=== EXERCISE GOAL ===
Repeat each line exactly as it is written.
───── INFORMATION PROVIDED
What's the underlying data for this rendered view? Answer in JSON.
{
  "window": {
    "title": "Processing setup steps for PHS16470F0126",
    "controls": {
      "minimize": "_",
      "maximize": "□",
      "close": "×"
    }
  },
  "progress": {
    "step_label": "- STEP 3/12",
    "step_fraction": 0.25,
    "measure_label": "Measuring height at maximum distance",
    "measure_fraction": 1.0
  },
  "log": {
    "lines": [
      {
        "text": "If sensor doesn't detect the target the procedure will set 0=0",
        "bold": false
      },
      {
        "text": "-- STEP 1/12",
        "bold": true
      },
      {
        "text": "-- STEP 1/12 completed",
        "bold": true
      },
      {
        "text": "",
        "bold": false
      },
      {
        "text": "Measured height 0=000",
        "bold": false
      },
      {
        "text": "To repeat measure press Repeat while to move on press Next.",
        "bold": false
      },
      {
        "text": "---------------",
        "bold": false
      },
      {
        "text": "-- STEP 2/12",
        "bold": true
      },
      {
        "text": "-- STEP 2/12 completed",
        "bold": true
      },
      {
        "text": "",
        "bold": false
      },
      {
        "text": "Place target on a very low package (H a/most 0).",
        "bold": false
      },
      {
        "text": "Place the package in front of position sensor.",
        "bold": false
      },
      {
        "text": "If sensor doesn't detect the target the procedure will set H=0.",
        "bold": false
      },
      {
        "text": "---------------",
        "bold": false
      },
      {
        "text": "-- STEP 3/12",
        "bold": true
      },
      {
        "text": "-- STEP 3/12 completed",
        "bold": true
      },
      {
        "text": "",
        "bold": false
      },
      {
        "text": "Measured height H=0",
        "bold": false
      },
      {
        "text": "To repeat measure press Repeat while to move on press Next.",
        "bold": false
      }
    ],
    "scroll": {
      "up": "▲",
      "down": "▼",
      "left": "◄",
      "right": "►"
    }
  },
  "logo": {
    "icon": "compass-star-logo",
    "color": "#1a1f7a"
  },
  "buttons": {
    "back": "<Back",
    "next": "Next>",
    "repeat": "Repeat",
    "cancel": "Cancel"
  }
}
──────────
=== CORRECT OUTPUT ===
What's the underlying data for this rendered view? Answer in JSON.
{
  "window": {
    "title": "Processing setup steps for PHS16470F0126",
    "controls": {
      "minimize": "_",
      "maximize": "□",
      "close": "×"
    }
  },
  "progress": {
    "step_label": "- STEP 3/12",
    "step_fraction": 0.25,
    "measure_label": "Measuring height at maximum distance",
    "measure_fraction": 1.0
  },
  "log": {
    "lines": [
      {
        "text": "If sensor doesn't detect the target the procedure will set 0=0",
        "bold": false
      },
      {
        "text": "-- STEP 1/12",
        "bold": true
      },
      {
        "text": "-- STEP 1/12 completed",
        "bold": true
      },
      {
        "text": "",
        "bold": false
      },
      {
        "text": "Measured height 0=000",
        "bold": false
      },
      {
        "text": "To repeat measure press Repeat while to move on press Next.",
        "bold": false
      },
      {
        "text": "---------------",
        "bold": false
      },
      {
        "text": "-- STEP 2/12",
        "bold": true
      },
      {
        "text": "-- STEP 2/12 completed",
        "bold": true
      },
      {
        "text": "",
        "bold": false
      },
      {
        "text": "Place target on a very low package (H a/most 0).",
        "bold": false
      },
      {
        "text": "Place the package in front of position sensor.",
        "bold": false
      },
      {
        "text": "If sensor doesn't detect the target the procedure will set H=0.",
        "bold": false
      },
      {
        "text": "---------------",
        "bold": false
      },
      {
        "text": "-- STEP 3/12",
        "bold": true
      },
      {
        "text": "-- STEP 3/12 completed",
        "bold": true
      },
      {
        "text": "",
        "bold": false
      },
      {
        "text": "Measured height H=0",
        "bold": false
      },
      {
        "text": "To repeat measure press Repeat while to move on press Next.",
        "bold": false
      }
    ],
    "scroll": {
      "up": "▲",
      "down": "▼",
      "left": "◄",
      "right": "►"
    }
  },
  "logo": {
    "icon": "compass-star-logo",
    "color": "#1a1f7a"
  },
  "buttons": {
    "back": "<Back",
    "next": "Next>",
    "repeat": "Repeat",
    "cancel": "Cancel"
  }
}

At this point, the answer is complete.